13回目の「結婚記念日」と「義父の七回忌」に思うこと
潜在意識インタビュアーkahoのコラム【良い人生は後から】 「良い花は後から」ということわざがあります。先に咲いた花よりも、後に咲いた花の方が美しいという意味を持つこの言葉。人生も同じだと思いませんか? 酸いも甘いも経験した40代頃からのほうが人生の豊かさを感じられるようになります。そんなことを意識しながら生きているkahoが日々思うことをお届けします。
私たち家族にとっての11月11日
11月11日は、私たち夫婦の13回目の結婚記念日であり、お義父さんの6回目の命日だ。
このコラムが更新される日に七回忌の法要を行う。毎年この日は、「夫婦として、また1年成長したね」と感じる日であり、この姿を近くで見ていてほしかったな……と、お義父さんを思う日でもある。
2011年8月、夫のご両親へ結婚の報告をするため義実家の近くのお店で食事をした。
「俺たち、結婚することにしたから」
食事がはじまってもなかなか本題を切り出さない夫。「これは何の会なんだ?」という空気が流れだし、お義父さんが4杯目の生ビールを飲み干した頃、突然の報告。それを聞いたお義父さんが、
「僕に娘ができるの? ほんとに? ほんとに? バンザーイ! バンザーイ!」

□ □ □

● **依頼**
上記のコラムのうち、「13回目の「結婚記念日」と「義父の七回忌」に思うこと」から「お義父さんを思う日でもある。」までの部分を一字一句違えずに書き写してください。 次に示す各行は、上記のコラムとは別の出典から取られたものです。

□ □ □

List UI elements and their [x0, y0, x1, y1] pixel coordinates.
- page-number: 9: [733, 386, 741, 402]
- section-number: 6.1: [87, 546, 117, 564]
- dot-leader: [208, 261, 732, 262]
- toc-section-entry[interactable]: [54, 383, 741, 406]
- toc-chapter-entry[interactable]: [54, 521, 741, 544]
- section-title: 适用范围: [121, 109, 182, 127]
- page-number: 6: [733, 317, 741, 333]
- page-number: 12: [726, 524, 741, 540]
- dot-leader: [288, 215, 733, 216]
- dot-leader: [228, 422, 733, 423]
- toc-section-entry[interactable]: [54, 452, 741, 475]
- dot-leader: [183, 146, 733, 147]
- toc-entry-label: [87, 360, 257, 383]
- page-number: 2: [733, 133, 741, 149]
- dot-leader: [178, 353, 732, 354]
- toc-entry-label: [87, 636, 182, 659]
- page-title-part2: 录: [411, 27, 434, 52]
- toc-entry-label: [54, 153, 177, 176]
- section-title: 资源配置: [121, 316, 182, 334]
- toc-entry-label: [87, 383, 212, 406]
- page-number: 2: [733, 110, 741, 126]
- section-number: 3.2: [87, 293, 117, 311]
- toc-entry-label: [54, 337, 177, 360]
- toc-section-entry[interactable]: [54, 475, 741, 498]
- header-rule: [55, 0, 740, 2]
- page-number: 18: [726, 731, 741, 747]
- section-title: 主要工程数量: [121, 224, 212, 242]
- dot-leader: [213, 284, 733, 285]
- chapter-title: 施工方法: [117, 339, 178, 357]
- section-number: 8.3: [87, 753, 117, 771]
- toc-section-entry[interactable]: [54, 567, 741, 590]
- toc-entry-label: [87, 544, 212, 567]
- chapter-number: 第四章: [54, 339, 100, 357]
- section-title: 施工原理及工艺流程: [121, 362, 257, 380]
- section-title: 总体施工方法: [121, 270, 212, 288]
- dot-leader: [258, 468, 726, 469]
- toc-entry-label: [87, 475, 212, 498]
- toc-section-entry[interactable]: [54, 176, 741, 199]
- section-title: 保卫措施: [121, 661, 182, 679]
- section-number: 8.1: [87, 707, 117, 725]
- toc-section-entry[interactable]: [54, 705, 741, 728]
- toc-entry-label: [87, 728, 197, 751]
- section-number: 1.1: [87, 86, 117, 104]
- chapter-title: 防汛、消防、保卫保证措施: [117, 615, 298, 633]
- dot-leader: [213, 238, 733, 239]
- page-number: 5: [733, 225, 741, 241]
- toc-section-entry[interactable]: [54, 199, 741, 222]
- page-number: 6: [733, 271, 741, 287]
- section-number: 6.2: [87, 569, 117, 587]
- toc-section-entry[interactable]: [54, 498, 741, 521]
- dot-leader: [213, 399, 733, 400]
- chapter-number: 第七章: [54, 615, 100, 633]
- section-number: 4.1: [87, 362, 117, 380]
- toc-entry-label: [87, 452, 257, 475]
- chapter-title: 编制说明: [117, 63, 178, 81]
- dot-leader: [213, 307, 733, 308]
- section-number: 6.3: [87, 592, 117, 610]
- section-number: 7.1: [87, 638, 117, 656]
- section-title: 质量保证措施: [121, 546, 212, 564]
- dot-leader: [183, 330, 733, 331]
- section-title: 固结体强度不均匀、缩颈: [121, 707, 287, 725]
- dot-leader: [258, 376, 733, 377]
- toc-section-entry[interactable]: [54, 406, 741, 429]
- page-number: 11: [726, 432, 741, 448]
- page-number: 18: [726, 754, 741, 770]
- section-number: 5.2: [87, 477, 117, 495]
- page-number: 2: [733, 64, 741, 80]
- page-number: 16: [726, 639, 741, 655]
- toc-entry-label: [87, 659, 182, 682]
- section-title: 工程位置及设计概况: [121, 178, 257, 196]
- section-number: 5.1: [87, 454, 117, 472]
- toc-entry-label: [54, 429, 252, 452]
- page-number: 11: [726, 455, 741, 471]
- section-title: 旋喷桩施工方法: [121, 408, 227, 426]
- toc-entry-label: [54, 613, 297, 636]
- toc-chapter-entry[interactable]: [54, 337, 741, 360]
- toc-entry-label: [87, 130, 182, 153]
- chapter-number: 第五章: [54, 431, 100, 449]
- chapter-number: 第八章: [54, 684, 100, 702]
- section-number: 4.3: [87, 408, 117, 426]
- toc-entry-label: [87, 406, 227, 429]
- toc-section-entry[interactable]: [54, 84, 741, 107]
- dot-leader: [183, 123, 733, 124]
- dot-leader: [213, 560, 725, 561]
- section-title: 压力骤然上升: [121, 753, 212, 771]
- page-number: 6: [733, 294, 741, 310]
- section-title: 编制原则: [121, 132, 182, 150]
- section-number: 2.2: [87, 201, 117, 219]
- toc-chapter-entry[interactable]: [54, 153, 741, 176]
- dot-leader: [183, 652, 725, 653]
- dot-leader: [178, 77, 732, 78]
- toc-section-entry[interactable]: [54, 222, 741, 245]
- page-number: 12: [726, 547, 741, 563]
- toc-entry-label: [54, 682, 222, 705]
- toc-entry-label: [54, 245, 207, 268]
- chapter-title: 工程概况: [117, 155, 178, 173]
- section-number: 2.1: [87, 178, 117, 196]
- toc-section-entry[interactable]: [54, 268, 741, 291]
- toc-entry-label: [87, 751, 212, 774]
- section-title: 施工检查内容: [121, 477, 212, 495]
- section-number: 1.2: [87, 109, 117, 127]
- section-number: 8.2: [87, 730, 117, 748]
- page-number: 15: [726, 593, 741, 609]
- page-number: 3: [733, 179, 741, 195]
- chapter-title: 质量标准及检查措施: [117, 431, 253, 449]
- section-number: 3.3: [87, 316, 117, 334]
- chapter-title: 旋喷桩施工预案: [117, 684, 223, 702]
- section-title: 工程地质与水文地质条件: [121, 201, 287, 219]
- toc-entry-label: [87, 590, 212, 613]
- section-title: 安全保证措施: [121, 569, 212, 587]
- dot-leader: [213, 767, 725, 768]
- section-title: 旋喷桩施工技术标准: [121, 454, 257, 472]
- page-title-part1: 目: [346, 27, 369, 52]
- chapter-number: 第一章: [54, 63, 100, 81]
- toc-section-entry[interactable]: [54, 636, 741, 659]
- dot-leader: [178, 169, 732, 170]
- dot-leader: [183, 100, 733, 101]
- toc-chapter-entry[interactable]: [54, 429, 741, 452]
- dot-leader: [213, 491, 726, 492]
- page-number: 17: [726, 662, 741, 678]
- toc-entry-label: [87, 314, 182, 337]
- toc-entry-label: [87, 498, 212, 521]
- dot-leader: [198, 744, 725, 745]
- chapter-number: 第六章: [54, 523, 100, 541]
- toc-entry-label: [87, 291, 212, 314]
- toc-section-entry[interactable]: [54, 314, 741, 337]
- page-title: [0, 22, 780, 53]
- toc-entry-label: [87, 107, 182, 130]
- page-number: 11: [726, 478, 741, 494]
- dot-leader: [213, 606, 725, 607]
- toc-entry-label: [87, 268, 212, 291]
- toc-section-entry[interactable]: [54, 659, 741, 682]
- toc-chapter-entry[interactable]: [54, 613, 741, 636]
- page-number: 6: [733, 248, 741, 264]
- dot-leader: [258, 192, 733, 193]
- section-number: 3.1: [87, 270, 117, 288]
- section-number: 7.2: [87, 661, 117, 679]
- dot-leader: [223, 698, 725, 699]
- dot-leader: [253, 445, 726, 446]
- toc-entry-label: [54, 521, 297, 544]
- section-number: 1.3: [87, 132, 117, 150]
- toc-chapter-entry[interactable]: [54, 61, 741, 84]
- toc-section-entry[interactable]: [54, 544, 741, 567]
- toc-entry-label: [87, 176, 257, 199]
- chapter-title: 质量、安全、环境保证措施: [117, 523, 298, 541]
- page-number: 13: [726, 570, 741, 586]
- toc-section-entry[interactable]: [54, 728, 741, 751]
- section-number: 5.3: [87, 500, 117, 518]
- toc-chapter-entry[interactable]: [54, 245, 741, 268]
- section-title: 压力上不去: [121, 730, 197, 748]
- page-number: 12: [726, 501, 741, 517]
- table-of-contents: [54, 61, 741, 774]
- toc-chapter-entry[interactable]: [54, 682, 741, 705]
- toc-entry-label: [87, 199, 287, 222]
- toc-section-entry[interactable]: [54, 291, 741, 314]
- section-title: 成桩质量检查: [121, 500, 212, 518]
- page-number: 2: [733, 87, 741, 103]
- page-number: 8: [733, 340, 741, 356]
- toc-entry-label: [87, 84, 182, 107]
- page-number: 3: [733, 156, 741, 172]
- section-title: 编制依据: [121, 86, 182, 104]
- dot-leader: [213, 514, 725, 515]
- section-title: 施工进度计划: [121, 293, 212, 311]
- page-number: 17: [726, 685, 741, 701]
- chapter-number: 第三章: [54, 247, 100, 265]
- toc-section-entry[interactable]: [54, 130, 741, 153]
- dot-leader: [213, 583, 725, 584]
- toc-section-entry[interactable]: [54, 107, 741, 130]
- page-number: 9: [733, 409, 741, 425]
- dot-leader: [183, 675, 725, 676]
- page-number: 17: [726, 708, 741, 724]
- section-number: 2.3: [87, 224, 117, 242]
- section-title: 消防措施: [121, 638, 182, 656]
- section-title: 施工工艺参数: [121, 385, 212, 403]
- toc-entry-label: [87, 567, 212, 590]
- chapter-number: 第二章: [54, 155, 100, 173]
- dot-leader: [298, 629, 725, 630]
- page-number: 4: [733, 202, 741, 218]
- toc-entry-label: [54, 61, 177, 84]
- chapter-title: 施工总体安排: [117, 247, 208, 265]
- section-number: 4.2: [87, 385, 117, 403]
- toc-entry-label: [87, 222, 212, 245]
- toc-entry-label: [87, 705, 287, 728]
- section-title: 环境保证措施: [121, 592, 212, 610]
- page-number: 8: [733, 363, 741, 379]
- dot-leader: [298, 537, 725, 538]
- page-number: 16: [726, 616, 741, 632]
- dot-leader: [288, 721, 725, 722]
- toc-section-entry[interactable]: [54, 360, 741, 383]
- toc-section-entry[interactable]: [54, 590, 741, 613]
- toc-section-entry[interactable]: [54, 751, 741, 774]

□ □ □

● **回答**
13回目の「結婚記念日」と「義父の七回忌」に思うこと
潜在意識インタビュアーkahoのコラム【良い人生は後から】 「良い花は後から」ということわざがあります。先に咲いた花よりも、後に咲いた花の方が美しいという意味を持つこの言葉。人生も同じだと思いませんか? 酸いも甘いも経験した40代頃からのほうが人生の豊かさを感じられるようになります。そんなことを意識しながら生きているkahoが日々思うことをお届けします。
私たち家族にとっての11月11日
11月11日は、私たち夫婦の13回目の結婚記念日であり、お義父さんの6回目の命日だ。
このコラムが更新される日に七回忌の法要を行う。毎年この日は、「夫婦として、また1年成長したね」と感じる日であり、この姿を近くで見ていてほしかったな……と、お義父さんを思う日でもある。